• Exercise objective:
Give back the whole listing exactly as shown.

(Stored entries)
>> Begin

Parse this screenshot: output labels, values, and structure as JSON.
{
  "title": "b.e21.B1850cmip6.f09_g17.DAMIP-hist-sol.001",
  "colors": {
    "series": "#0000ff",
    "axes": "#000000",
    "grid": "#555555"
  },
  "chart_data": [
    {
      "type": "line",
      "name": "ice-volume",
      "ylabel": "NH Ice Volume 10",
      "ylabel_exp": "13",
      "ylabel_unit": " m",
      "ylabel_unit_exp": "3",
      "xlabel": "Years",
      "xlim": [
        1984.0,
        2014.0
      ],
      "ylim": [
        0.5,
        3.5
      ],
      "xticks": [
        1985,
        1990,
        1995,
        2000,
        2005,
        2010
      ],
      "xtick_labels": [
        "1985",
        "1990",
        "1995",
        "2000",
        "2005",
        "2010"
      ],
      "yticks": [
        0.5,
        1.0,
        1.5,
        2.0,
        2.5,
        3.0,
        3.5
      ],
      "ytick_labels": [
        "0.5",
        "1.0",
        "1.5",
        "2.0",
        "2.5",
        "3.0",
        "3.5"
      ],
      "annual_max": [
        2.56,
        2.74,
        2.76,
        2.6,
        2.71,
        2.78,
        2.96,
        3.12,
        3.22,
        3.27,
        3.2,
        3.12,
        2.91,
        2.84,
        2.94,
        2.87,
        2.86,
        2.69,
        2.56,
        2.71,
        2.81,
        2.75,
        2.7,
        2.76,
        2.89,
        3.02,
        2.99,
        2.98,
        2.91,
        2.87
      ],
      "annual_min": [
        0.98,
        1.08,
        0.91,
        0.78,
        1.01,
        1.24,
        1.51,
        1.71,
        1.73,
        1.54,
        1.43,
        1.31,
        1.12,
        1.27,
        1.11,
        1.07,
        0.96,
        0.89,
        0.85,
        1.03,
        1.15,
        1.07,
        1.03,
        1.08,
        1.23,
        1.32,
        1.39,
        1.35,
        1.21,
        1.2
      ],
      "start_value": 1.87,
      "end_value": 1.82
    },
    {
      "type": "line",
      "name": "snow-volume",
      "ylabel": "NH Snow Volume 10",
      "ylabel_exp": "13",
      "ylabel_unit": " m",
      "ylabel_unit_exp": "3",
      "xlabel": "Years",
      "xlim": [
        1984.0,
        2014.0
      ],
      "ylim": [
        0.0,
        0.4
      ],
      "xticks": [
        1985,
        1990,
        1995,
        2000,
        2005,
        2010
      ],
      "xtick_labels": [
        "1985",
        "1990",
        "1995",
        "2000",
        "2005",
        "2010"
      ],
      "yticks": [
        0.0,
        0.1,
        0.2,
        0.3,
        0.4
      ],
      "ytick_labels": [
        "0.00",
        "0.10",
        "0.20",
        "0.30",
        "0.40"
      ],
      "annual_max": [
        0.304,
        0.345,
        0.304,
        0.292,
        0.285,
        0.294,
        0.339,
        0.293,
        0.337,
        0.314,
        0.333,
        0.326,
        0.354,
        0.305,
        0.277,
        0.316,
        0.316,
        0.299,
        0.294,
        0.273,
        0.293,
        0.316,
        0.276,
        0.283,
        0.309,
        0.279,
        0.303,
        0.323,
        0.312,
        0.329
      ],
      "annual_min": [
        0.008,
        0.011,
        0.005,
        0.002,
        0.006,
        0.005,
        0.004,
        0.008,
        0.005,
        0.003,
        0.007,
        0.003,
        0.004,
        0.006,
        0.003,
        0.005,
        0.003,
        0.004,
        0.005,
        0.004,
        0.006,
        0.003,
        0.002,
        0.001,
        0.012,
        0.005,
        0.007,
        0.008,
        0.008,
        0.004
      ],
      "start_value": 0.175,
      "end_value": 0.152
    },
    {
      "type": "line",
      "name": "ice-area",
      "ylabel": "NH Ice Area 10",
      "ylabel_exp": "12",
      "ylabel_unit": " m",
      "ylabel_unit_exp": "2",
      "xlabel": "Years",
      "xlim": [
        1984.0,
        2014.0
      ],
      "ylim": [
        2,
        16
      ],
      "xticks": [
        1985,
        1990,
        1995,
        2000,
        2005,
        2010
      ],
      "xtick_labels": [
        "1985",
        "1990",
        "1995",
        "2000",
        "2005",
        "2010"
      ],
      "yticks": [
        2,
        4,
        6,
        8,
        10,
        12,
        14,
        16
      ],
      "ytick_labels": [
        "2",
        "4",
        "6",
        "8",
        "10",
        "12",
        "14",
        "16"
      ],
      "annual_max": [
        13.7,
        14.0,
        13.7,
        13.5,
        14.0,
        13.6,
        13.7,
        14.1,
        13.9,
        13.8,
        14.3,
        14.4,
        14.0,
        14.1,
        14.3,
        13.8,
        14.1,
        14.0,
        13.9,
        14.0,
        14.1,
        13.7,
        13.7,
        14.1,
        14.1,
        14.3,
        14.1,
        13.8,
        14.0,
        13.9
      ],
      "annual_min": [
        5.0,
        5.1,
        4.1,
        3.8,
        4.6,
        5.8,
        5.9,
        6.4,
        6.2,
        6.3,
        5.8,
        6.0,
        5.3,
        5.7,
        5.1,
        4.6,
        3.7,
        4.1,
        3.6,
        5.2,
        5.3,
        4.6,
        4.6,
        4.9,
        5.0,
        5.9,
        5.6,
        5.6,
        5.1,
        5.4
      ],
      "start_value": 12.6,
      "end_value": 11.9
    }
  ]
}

>> End

• Right answer:
Parse this screenshot: output labels, values, and structure as JSON.
{
  "title": "b.e21.B1850cmip6.f09_g17.DAMIP-hist-sol.001",
  "colors": {
    "series": "#0000ff",
    "axes": "#000000",
    "grid": "#555555"
  },
  "chart_data": [
    {
      "type": "line",
      "name": "ice-volume",
      "ylabel": "NH Ice Volume 10",
      "ylabel_exp": "13",
      "ylabel_unit": " m",
      "ylabel_unit_exp": "3",
      "xlabel": "Years",
      "xlim": [
        1984.0,
        2014.0
      ],
      "ylim": [
        0.5,
        3.5
      ],
      "xticks": [
        1985,
        1990,
        1995,
        2000,
        2005,
        2010
      ],
      "xtick_labels": [
        "1985",
        "1990",
        "1995",
        "2000",
        "2005",
        "2010"
      ],
      "yticks": [
        0.5,
        1.0,
        1.5,
        2.0,
        2.5,
        3.0,
        3.5
      ],
      "ytick_labels": [
        "0.5",
        "1.0",
        "1.5",
        "2.0",
        "2.5",
        "3.0",
        "3.5"
      ],
      "annual_max": [
        2.56,
        2.74,
        2.76,
        2.6,
        2.71,
        2.78,
        2.96,
        3.12,
        3.22,
        3.27,
        3.2,
        3.12,
        2.91,
        2.84,
        2.94,
        2.87,
        2.86,
        2.69,
        2.56,
        2.71,
        2.81,
        2.75,
        2.7,
        2.76,
        2.89,
        3.02,
        2.99,
        2.98,
        2.91,
        2.87
      ],
      "annual_min": [
        0.98,
        1.08,
        0.91,
        0.78,
        1.01,
        1.24,
        1.51,
        1.71,
        1.73,
        1.54,
        1.43,
        1.31,
        1.12,
        1.27,
        1.11,
        1.07,
        0.96,
        0.89,
        0.85,
        1.03,
        1.15,
        1.07,
        1.03,
        1.08,
        1.23,
        1.32,
        1.39,
        1.35,
        1.21,
        1.2
      ],
      "start_value": 1.87,
      "end_value": 1.82
    },
    {
      "type": "line",
      "name": "snow-volume",
      "ylabel": "NH Snow Volume 10",
      "ylabel_exp": "13",
      "ylabel_unit": " m",
      "ylabel_unit_exp": "3",
      "xlabel": "Years",
      "xlim": [
        1984.0,
        2014.0
      ],
      "ylim": [
        0.0,
        0.4
      ],
      "xticks": [
        1985,
        1990,
        1995,
        2000,
        2005,
        2010
      ],
      "xtick_labels": [
        "1985",
        "1990",
        "1995",
        "2000",
        "2005",
        "2010"
      ],
      "yticks": [
        0.0,
        0.1,
        0.2,
        0.3,
        0.4
      ],
      "ytick_labels": [
        "0.00",
        "0.10",
        "0.20",
        "0.30",
        "0.40"
      ],
      "annual_max": [
        0.304,
        0.345,
        0.304,
        0.292,
        0.285,
        0.294,
        0.339,
        0.293,
        0.337,
        0.314,
        0.333,
        0.326,
        0.354,
        0.305,
        0.277,
        0.316,
        0.316,
        0.299,
        0.294,
        0.273,
        0.293,
        0.316,
        0.276,
        0.283,
        0.309,
        0.279,
        0.303,
        0.323,
        0.312,
        0.329
      ],
      "annual_min": [
        0.008,
        0.011,
        0.005,
        0.002,
        0.006,
        0.005,
        0.004,
        0.008,
        0.005,
        0.003,
        0.007,
        0.003,
        0.004,
        0.006,
        0.003,
        0.005,
        0.003,
        0.004,
        0.005,
        0.004,
        0.006,
        0.003,
        0.002,
        0.001,
        0.012,
        0.005,
        0.007,
        0.008,
        0.008,
        0.004
      ],
      "start_value": 0.175,
      "end_value": 0.152
    },
    {
      "type": "line",
      "name": "ice-area",
      "ylabel": "NH Ice Area 10",
      "ylabel_exp": "12",
      "ylabel_unit": " m",
      "ylabel_unit_exp": "2",
      "xlabel": "Years",
      "xlim": [
        1984.0,
        2014.0
      ],
      "ylim": [
        2,
        16
      ],
      "xticks": [
        1985,
        1990,
        1995,
        2000,
        2005,
        2010
      ],
      "xtick_labels": [
        "1985",
        "1990",
        "1995",
        "2000",
        "2005",
        "2010"
      ],
      "yticks": [
        2,
        4,
        6,
        8,
        10,
        12,
        14,
        16
      ],
      "ytick_labels": [
        "2",
        "4",
        "6",
        "8",
        "10",
        "12",
        "14",
        "16"
      ],
      "annual_max": [
        13.7,
        14.0,
        13.7,
        13.5,
        14.0,
        13.6,
        13.7,
        14.1,
        13.9,
        13.8,
        14.3,
        14.4,
        14.0,
        14.1,
        14.3,
        13.8,
        14.1,
        14.0,
        13.9,
        14.0,
        14.1,
        13.7,
        13.7,
        14.1,
        14.1,
        14.3,
        14.1,
        13.8,
        14.0,
        13.9
      ],
      "annual_min": [
        5.0,
        5.1,
        4.1,
        3.8,
        4.6,
        5.8,
        5.9,
        6.4,
        6.2,
        6.3,
        5.8,
        6.0,
        5.3,
        5.7,
        5.1,
        4.6,
        3.7,
        4.1,
        3.6,
        5.2,
        5.3,
        4.6,
        4.6,
        4.9,
        5.0,
        5.9,
        5.6,
        5.6,
        5.1,
        5.4
      ],
      "start_value": 12.6,
      "end_value": 11.9
    }
  ]
}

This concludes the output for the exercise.